-- Task directions --
Find the number of lines below in which the word "text" appears, and write that number only.

-- Available records --
§ §

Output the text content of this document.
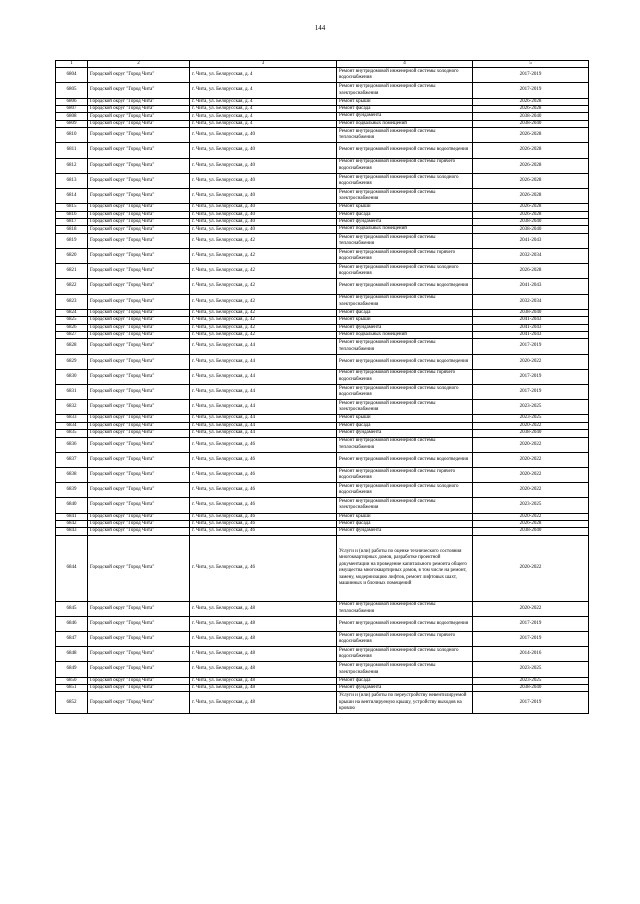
144
1	2	3	4	5
6804	Городской округ "Город Чита"	г. Чита, ул. Белорусская, д. 4	Ремонт внутридомовой инженерной системы холодного водоснабжения	2017-2019
6805	Городской округ "Город Чита"	г. Чита, ул. Белорусская, д. 4	Ремонт внутридомовой инженерной системы электроснабжения	2017-2019
6806	Городской округ "Город Чита"	г. Чита, ул. Белорусская, д. 4	Ремонт крыши	2026-2028
6807	Городской округ "Город Чита"	г. Чита, ул. Белорусская, д. 4	Ремонт фасада	2026-2028
6808	Городской округ "Город Чита"	г. Чита, ул. Белорусская, д. 4	Ремонт фундамента	2038-2040
6809	Городской округ "Город Чита"	г. Чита, ул. Белорусская, д. 4	Ремонт подвальных помещений	2038-2040
6810	Городской округ "Город Чита"	г. Чита, ул. Белорусская, д. 40	Ремонт внутридомовой инженерной системы теплоснабжения	2026-2028
6811	Городской округ "Город Чита"	г. Чита, ул. Белорусская, д. 40	Ремонт внутридомовой инженерной системы водоотведения	2026-2028
6812	Городской округ "Город Чита"	г. Чита, ул. Белорусская, д. 40	Ремонт внутридомовой инженерной системы горячего водоснабжения	2026-2028
6813	Городской округ "Город Чита"	г. Чита, ул. Белорусская, д. 40	Ремонт внутридомовой инженерной системы холодного водоснабжения	2026-2028
6814	Городской округ "Город Чита"	г. Чита, ул. Белорусская, д. 40	Ремонт внутридомовой инженерной системы электроснабжения	2026-2028
6815	Городской округ "Город Чита"	г. Чита, ул. Белорусская, д. 40	Ремонт крыши	2026-2028
6816	Городской округ "Город Чита"	г. Чита, ул. Белорусская, д. 40	Ремонт фасада	2026-2028
6817	Городской округ "Город Чита"	г. Чита, ул. Белорусская, д. 40	Ремонт фундамента	2038-2040
6818	Городской округ "Город Чита"	г. Чита, ул. Белорусская, д. 40	Ремонт подвальных помещений	2038-2040
6819	Городской округ "Город Чита"	г. Чита, ул. Белорусская, д. 42	Ремонт внутридомовой инженерной системы теплоснабжения	2041-2043
6820	Городской округ "Город Чита"	г. Чита, ул. Белорусская, д. 42	Ремонт внутридомовой инженерной системы горячего водоснабжения	2032-2034
6821	Городской округ "Город Чита"	г. Чита, ул. Белорусская, д. 42	Ремонт внутридомовой инженерной системы холодного водоснабжения	2026-2028
6822	Городской округ "Город Чита"	г. Чита, ул. Белорусская, д. 42	Ремонт внутридомовой инженерной системы водоотведения	2041-2043
6823	Городской округ "Город Чита"	г. Чита, ул. Белорусская, д. 42	Ремонт внутридомовой инженерной системы электроснабжения	2032-2034
6824	Городской округ "Город Чита"	г. Чита, ул. Белорусская, д. 42	Ремонт фасада	2038-2040
6825	Городской округ "Город Чита"	г. Чита, ул. Белорусская, д. 42	Ремонт крыши	2041-2043
6826	Городской округ "Город Чита"	г. Чита, ул. Белорусская, д. 42	Ремонт фундамента	2041-2043
6827	Городской округ "Город Чита"	г. Чита, ул. Белорусская, д. 42	Ремонт подвальных помещений	2041-2043
6828	Городской округ "Город Чита"	г. Чита, ул. Белорусская, д. 44	Ремонт внутридомовой инженерной системы теплоснабжения	2017-2019
6829	Городской округ "Город Чита"	г. Чита, ул. Белорусская, д. 44	Ремонт внутридомовой инженерной системы водоотведения	2020-2022
6830	Городской округ "Город Чита"	г. Чита, ул. Белорусская, д. 44	Ремонт внутридомовой инженерной системы горячего водоснабжения	2017-2019
6831	Городской округ "Город Чита"	г. Чита, ул. Белорусская, д. 44	Ремонт внутридомовой инженерной системы холодного водоснабжения	2017-2019
6832	Городской округ "Город Чита"	г. Чита, ул. Белорусская, д. 44	Ремонт внутридомовой инженерной системы электроснабжения	2023-2025
6833	Городской округ "Город Чита"	г. Чита, ул. Белорусская, д. 44	Ремонт крыши	2023-2025
6834	Городской округ "Город Чита"	г. Чита, ул. Белорусская, д. 44	Ремонт фасада	2020-2022
6835	Городской округ "Город Чита"	г. Чита, ул. Белорусская, д. 44	Ремонт фундамента	2038-2040
6836	Городской округ "Город Чита"	г. Чита, ул. Белорусская, д. 46	Ремонт внутридомовой инженерной системы теплоснабжения	2020-2022
6837	Городской округ "Город Чита"	г. Чита, ул. Белорусская, д. 46	Ремонт внутридомовой инженерной системы водоотведения	2020-2022
6838	Городской округ "Город Чита"	г. Чита, ул. Белорусская, д. 46	Ремонт внутридомовой инженерной системы горячего водоснабжения	2020-2022
6839	Городской округ "Город Чита"	г. Чита, ул. Белорусская, д. 46	Ремонт внутридомовой инженерной системы холодного водоснабжения	2020-2022
6840	Городской округ "Город Чита"	г. Чита, ул. Белорусская, д. 46	Ремонт внутридомовой инженерной системы электроснабжения	2023-2025
6841	Городской округ "Город Чита"	г. Чита, ул. Белорусская, д. 46	Ремонт крыши	2020-2022
6842	Городской округ "Город Чита"	г. Чита, ул. Белорусская, д. 46	Ремонт фасада	2026-2028
6843	Городской округ "Город Чита"	г. Чита, ул. Белорусская, д. 46	Ремонт фундамента	2038-2040
6844	Городской округ "Город Чита"	г. Чита, ул. Белорусская, д. 46	Услуги и (или) работы по оценке технического состояния многоквартирных домов, разработке проектной документации на проведение капитального ремонта общего имущества многоквартирных домов, в том числе на ремонт, замену, модернизацию лифтов, ремонт лифтовых шахт, машинных и блочных помещений	2020-2022
6845	Городской округ "Город Чита"	г. Чита, ул. Белорусская, д. 48	Ремонт внутридомовой инженерной системы теплоснабжения	2020-2022
6846	Городской округ "Город Чита"	г. Чита, ул. Белорусская, д. 48	Ремонт внутридомовой инженерной системы водоотведения	2017-2019
6847	Городской округ "Город Чита"	г. Чита, ул. Белорусская, д. 48	Ремонт внутридомовой инженерной системы горячего водоснабжения	2017-2019
6848	Городской округ "Город Чита"	г. Чита, ул. Белорусская, д. 48	Ремонт внутридомовой инженерной системы холодного водоснабжения	2014-2016
6849	Городской округ "Город Чита"	г. Чита, ул. Белорусская, д. 48	Ремонт внутридомовой инженерной системы электроснабжения	2023-2025
6850	Городской округ "Город Чита"	г. Чита, ул. Белорусская, д. 48	Ремонт фасада	2023-2025
6851	Городской округ "Город Чита"	г. Чита, ул. Белорусская, д. 48	Ремонт фундамента	2038-2040
6852	Городской округ "Город Чита"	г. Чита, ул. Белорусская, д. 48	Услуги и (или) работы по переустройству невентилируемой крыши на вентилируемую крышу, устройству выходов на кровлю	2017-2019
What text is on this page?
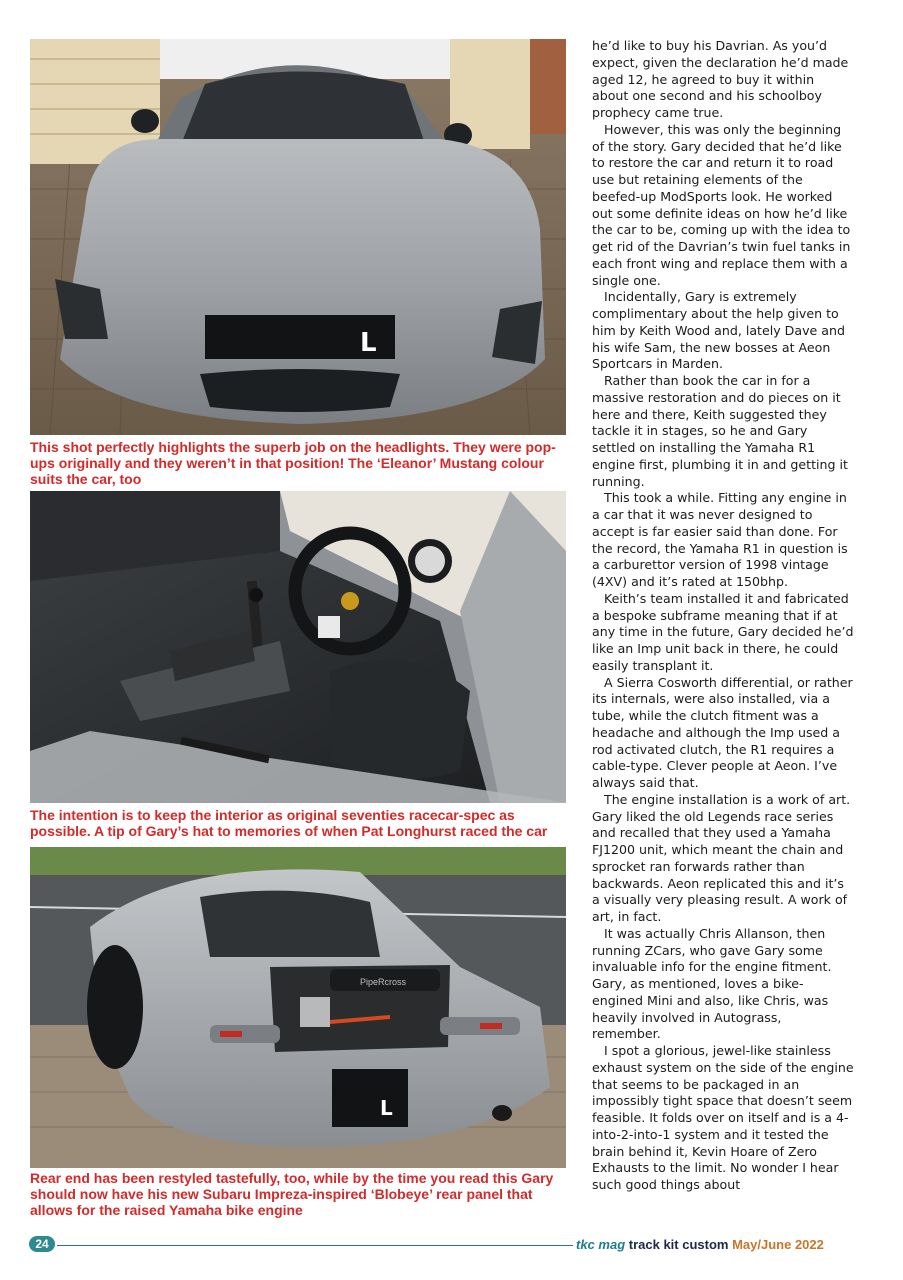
L

This shot perfectly highlights the superb job on the headlights. They were pop-ups originally and they weren’t in that position! The ‘Eleanor’ Mustang colour suits the car, too

The intention is to keep the interior as original seventies racecar-spec as possible. A tip of Gary’s hat to memories of when Pat Longhurst raced the car

PipeRcross
L

Rear end has been restyled tastefully, too, while by the time you read this Gary should now have his new Subaru Impreza-inspired ‘Blobeye’ rear panel that allows for the raised Yamaha bike engine

he’d like to buy his Davrian. As you’d expect, given the declaration he’d made aged 12, he agreed to buy it within about one second and his schoolboy prophecy came true.

However, this was only the beginning of the story. Gary decided that he’d like to restore the car and return it to road use but retaining elements of the beefed-up ModSports look. He worked out some definite ideas on how he’d like the car to be, coming up with the idea to get rid of the Davrian’s twin fuel tanks in each front wing and replace them with a single one.

Incidentally, Gary is extremely complimentary about the help given to him by Keith Wood and, lately Dave and his wife Sam, the new bosses at Aeon Sportcars in Marden.

Rather than book the car in for a massive restoration and do pieces on it here and there, Keith suggested they tackle it in stages, so he and Gary settled on installing the Yamaha R1 engine first, plumbing it in and getting it running.

This took a while. Fitting any engine in a car that it was never designed to accept is far easier said than done. For the record, the Yamaha R1 in question is a carburettor version of 1998 vintage (4XV) and it’s rated at 150bhp.

Keith’s team installed it and fabricated a bespoke subframe meaning that if at any time in the future, Gary decided he’d like an Imp unit back in there, he could easily transplant it.

A Sierra Cosworth differential, or rather its internals, were also installed, via a tube, while the clutch fitment was a headache and although the Imp used a rod activated clutch, the R1 requires a cable-type. Clever people at Aeon. I’ve always said that.

The engine installation is a work of art. Gary liked the old Legends race series and recalled that they used a Yamaha FJ1200 unit, which meant the chain and sprocket ran forwards rather than backwards. Aeon replicated this and it’s a visually very pleasing result. A work of art, in fact.

It was actually Chris Allanson, then running ZCars, who gave Gary some invaluable info for the engine fitment. Gary, as mentioned, loves a bike-engined Mini and also, like Chris, was heavily involved in Autograss, remember.

I spot a glorious, jewel-like stainless exhaust system on the side of the engine that seems to be packaged in an impossibly tight space that doesn’t seem feasible. It folds over on itself and is a 4-into-2-into-1 system and it tested the brain behind it, Kevin Hoare of Zero Exhausts to the limit. No wonder I hear such good things about

24	tkc mag track kit custom May/June 2022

§ §

-- Response to the task --
2